(Stored records)
════════════════
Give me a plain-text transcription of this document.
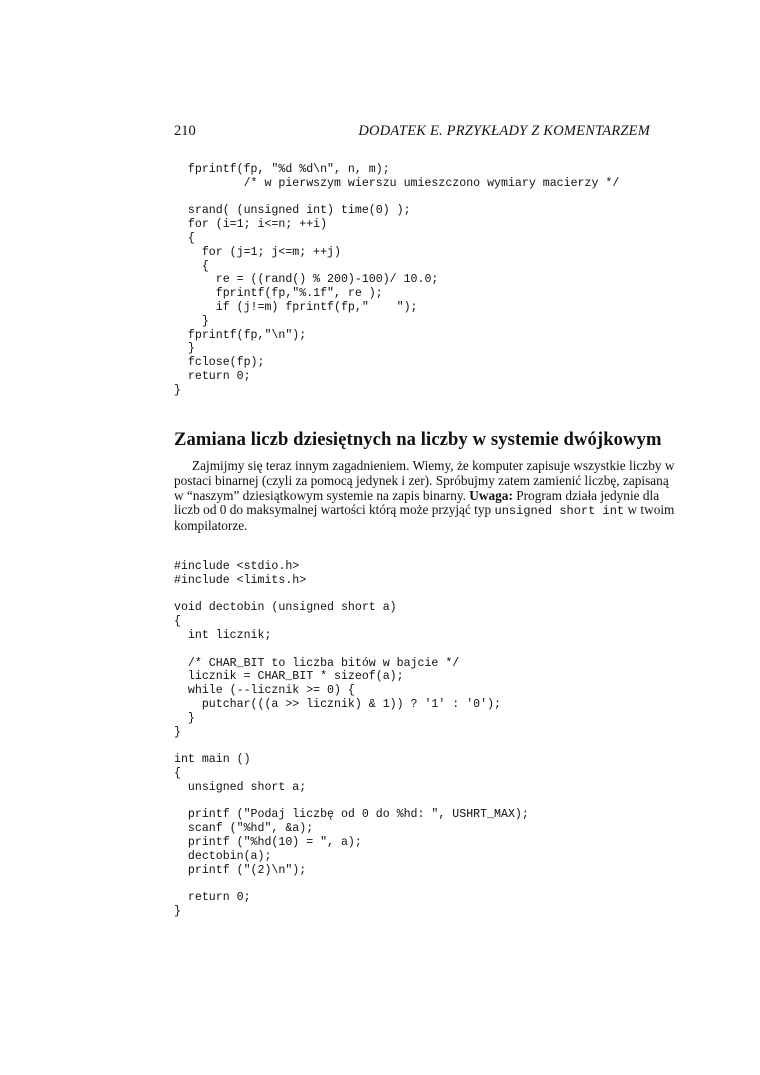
210	DODATEK E. PRZYKŁADY Z KOMENTARZEM
fprintf(fp, "%d %d\n", n, m);
/* w pierwszym wierszu umieszczono wymiary macierzy */

srand( (unsigned int) time(0) );
for (i=1; i<=n; ++i)
{
for (j=1; j<=m; ++j)
{
re = ((rand() % 200)-100)/ 10.0;
fprintf(fp,"%.1f", re );
if (j!=m) fprintf(fp,"    ");
}
fprintf(fp,"\n");
}
fclose(fp);
return 0;
}
Zamiana liczb dziesiętnych na liczby w systemie dwójkowym
Zajmijmy się teraz innym zagadnieniem. Wiemy, że komputer zapisuje wszystkie liczby w
postaci binarnej (czyli za pomocą jedynek i zer). Spróbujmy zatem zamienić liczbę, zapisaną
w “naszym” dziesiątkowym systemie na zapis binarny. Uwaga: Program działa jedynie dla
liczb od 0 do maksymalnej wartości którą może przyjąć typ unsigned short int w twoim
kompilatorze.
#include <stdio.h>
#include <limits.h>

void dectobin (unsigned short a)
{
int licznik;

/* CHAR_BIT to liczba bitów w bajcie */
licznik = CHAR_BIT * sizeof(a);
while (--licznik >= 0) {
putchar(((a >> licznik) & 1)) ? '1' : '0');
}
}

int main ()
{
unsigned short a;

printf ("Podaj liczbę od 0 do %hd: ", USHRT_MAX);
scanf ("%hd", &a);
printf ("%hd(10) = ", a);
dectobin(a);
printf ("(2)\n");

return 0;
}
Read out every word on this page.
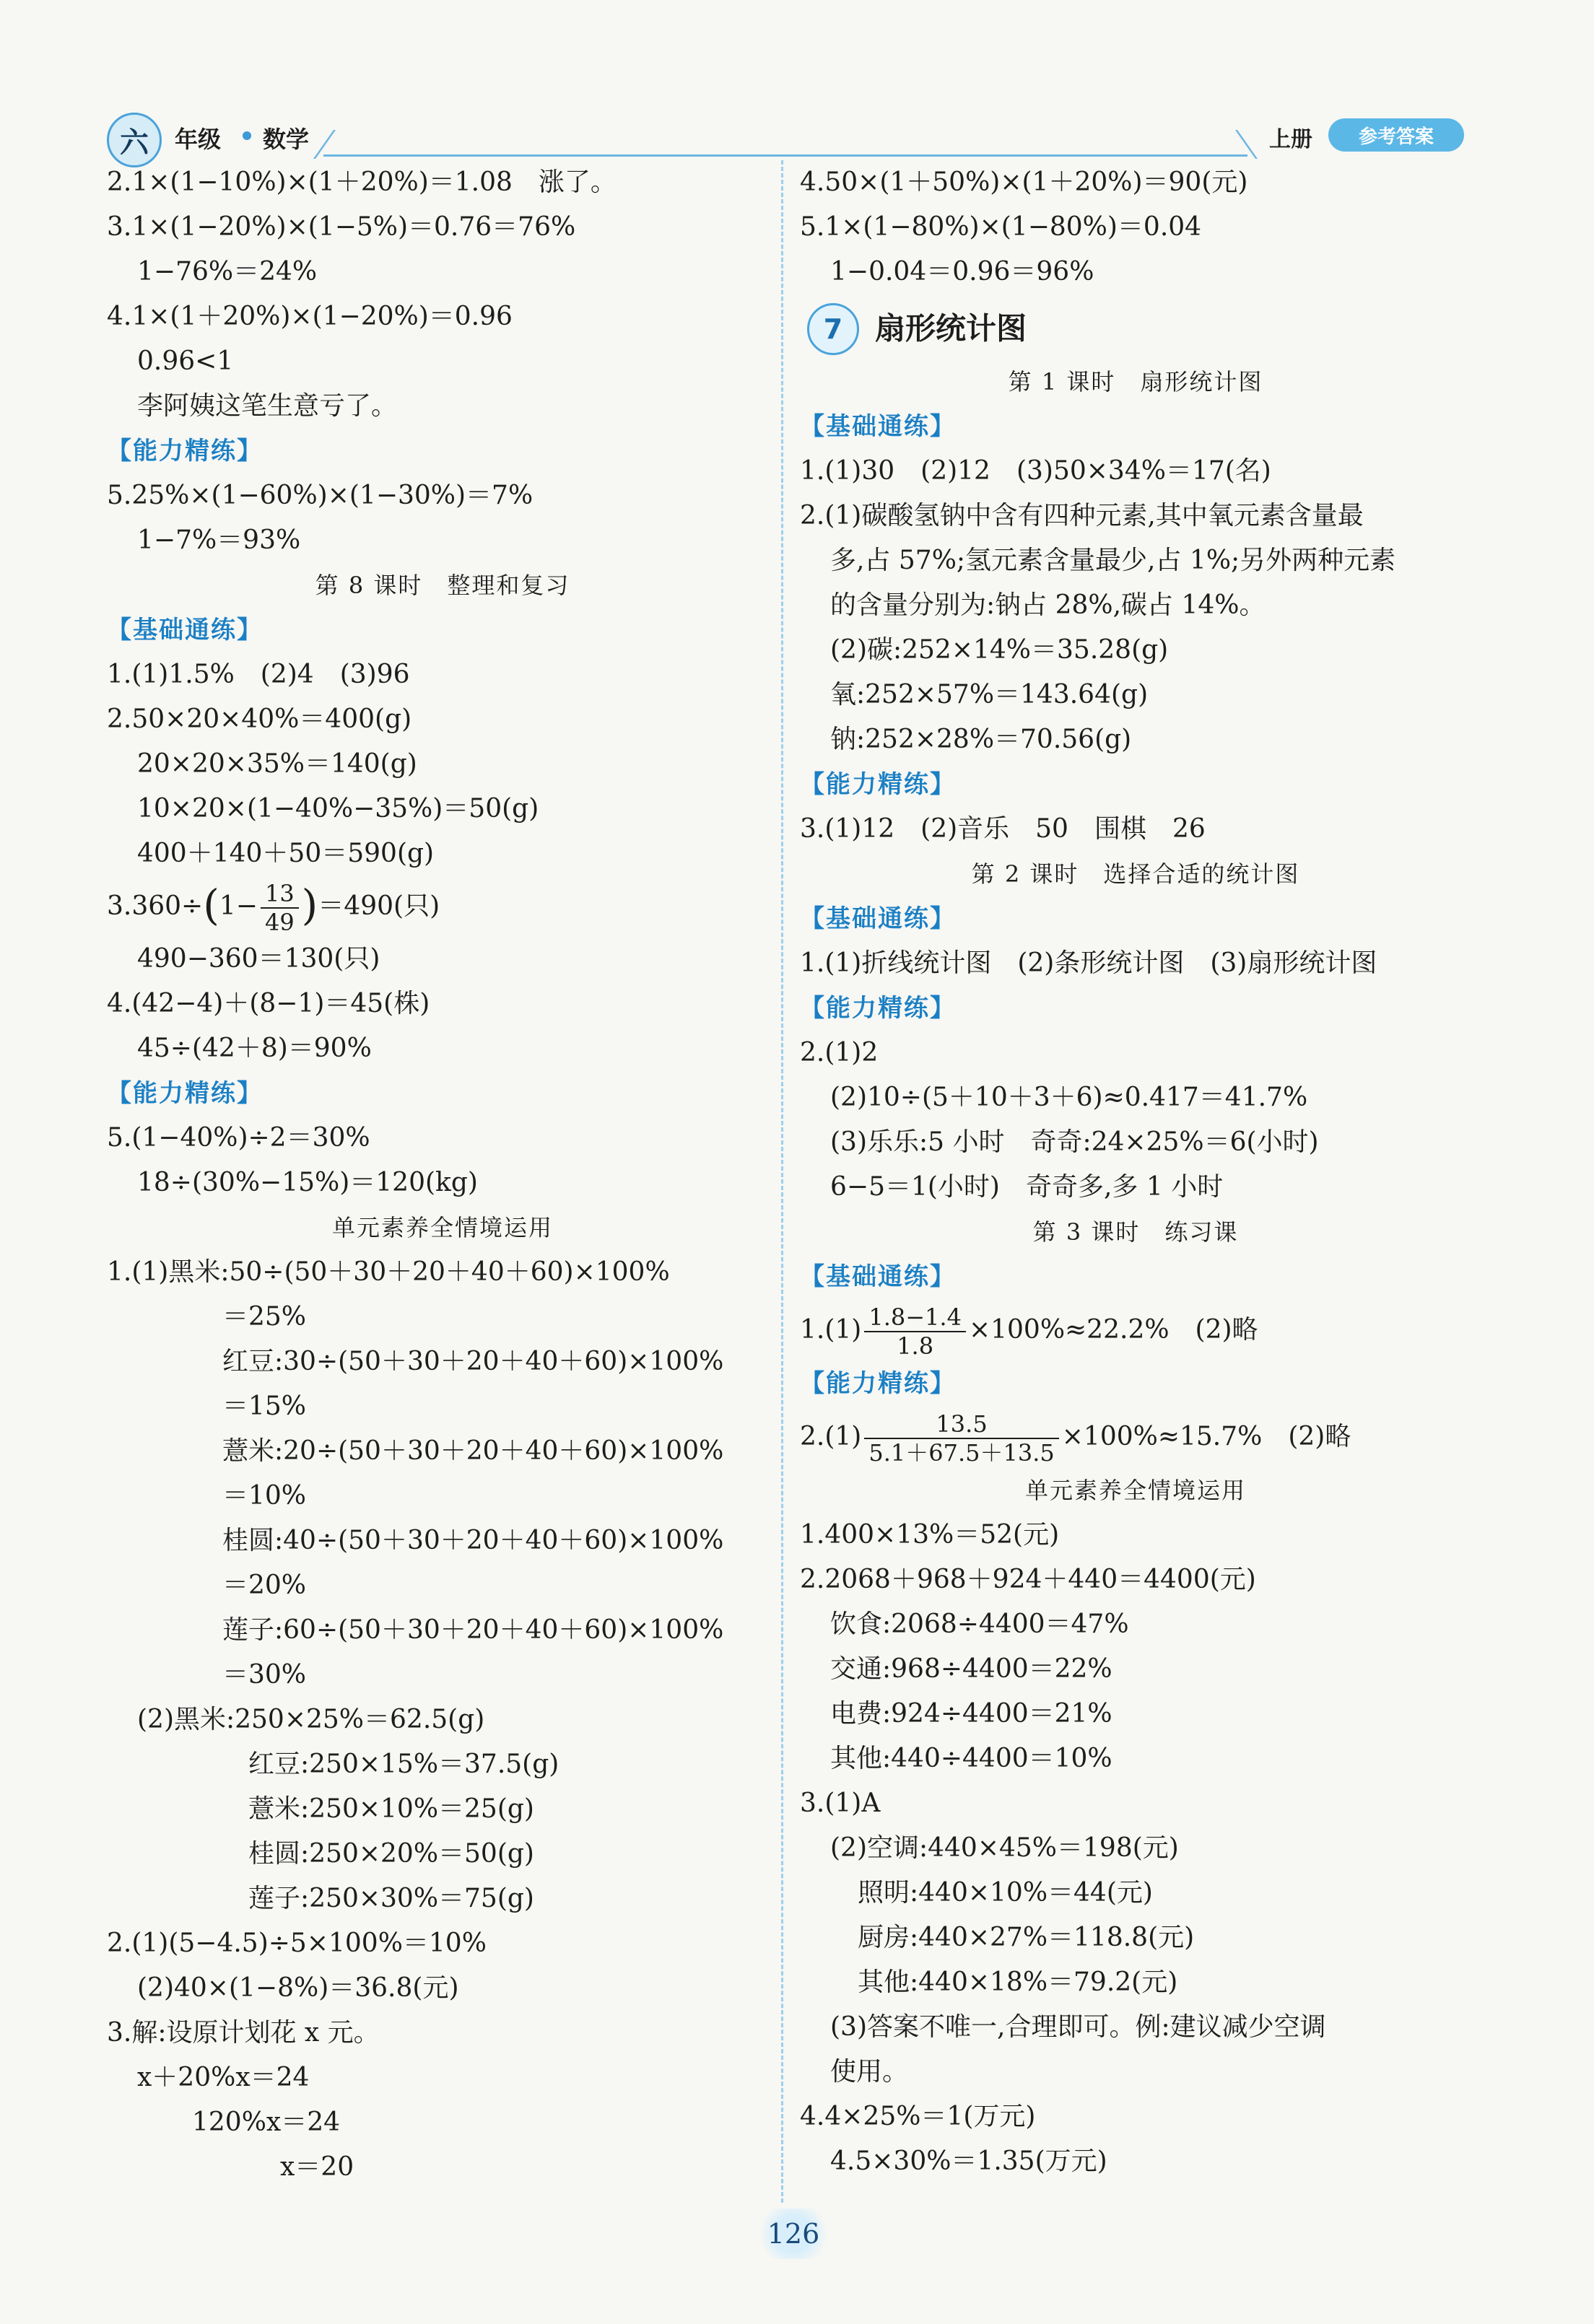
六	年级 数学	上册	参考答案
2.1×(1−10%)×(1＋20%)＝1.08　涨了。
3.1×(1−20%)×(1−5%)＝0.76＝76%
1−76%＝24%
4.1×(1＋20%)×(1−20%)＝0.96
0.96<1
李阿姨这笔生意亏了。
【能力精练】
5.25%×(1−60%)×(1−30%)＝7%
1−7%＝93%
第 8 课时　整理和复习
【基础通练】
1.(1)1.5%　(2)4　(3)96
2.50×20×40%＝400(g)
20×20×35%＝140(g)
10×20×(1−40%−35%)＝50(g)
400＋140＋50＝590(g)
$3.360\div(1- \frac{13}{49} )=490$(只)
490−360＝130(只)
4.(42−4)＋(8−1)＝45(株)
45÷(42＋8)＝90%
【能力精练】
5.(1−40%)÷2＝30%
18÷(30%−15%)＝120(kg)
单元素养全情境运用
1.(1)黑米:50÷(50＋30＋20＋40＋60)×100%
＝25%
红豆:30÷(50＋30＋20＋40＋60)×100%
＝15%
薏米:20÷(50＋30＋20＋40＋60)×100%
＝10%
桂圆:40÷(50＋30＋20＋40＋60)×100%
＝20%
莲子:60÷(50＋30＋20＋40＋60)×100%
＝30%
(2)黑米:250×25%＝62.5(g)
红豆:250×15%＝37.5(g)
薏米:250×10%＝25(g)
桂圆:250×20%＝50(g)
莲子:250×30%＝75(g)
2.(1)(5−4.5)÷5×100%＝10%
(2)40×(1−8%)＝36.8(元)
3.解:设原计划花 x 元。
x＋20%x＝24
120%x＝24
x＝20
4.50×(1＋50%)×(1＋20%)＝90(元)
5.1×(1−80%)×(1−80%)＝0.04
1−0.04＝0.96＝96%
7 扇形统计图
第 1 课时　扇形统计图
【基础通练】
1.(1)30　(2)12　(3)50×34%＝17(名)
2.(1)碳酸氢钠中含有四种元素,其中氧元素含量最
多,占 57%;氢元素含量最少,占 1%;另外两种元素
的含量分别为:钠占 28%,碳占 14%。
(2)碳:252×14%＝35.28(g)
氧:252×57%＝143.64(g)
钠:252×28%＝70.56(g)
【能力精练】
3.(1)12　(2)音乐　50　围棋　26
第 2 课时　选择合适的统计图
【基础通练】
1.(1)折线统计图　(2)条形统计图　(3)扇形统计图
【能力精练】
2.(1)2
(2)10÷(5＋10＋3＋6)≈0.417＝41.7%
(3)乐乐:5 小时　奇奇:24×25%＝6(小时)
6−5＝1(小时)　奇奇多,多 1 小时
第 3 课时　练习课
【基础通练】
$1.(1) \frac{1.8-1.4}{1.8} \times 100\%\approx 22.2\%$　(2)略
【能力精练】
$2.(1) \frac{13.5}{5.1+67.5+13.5} \times 100\%\approx 15.7\%$　(2)略
单元素养全情境运用
1.400×13%＝52(元)
2.2068＋968＋924＋440＝4400(元)
饮食:2068÷4400＝47%
交通:968÷4400＝22%
电费:924÷4400＝21%
其他:440÷4400＝10%
3.(1)A
(2)空调:440×45%＝198(元)
照明:440×10%＝44(元)
厨房:440×27%＝118.8(元)
其他:440×18%＝79.2(元)
(3)答案不唯一,合理即可。例:建议减少空调
使用。
4.4×25%＝1(万元)
4.5×30%＝1.35(万元)
126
════════════════
Collect each line above holding the string "扇形统计图".

7 扇形统计图
第 1 课时　扇形统计图
1.(1)折线统计图　(2)条形统计图　(3)扇形统计图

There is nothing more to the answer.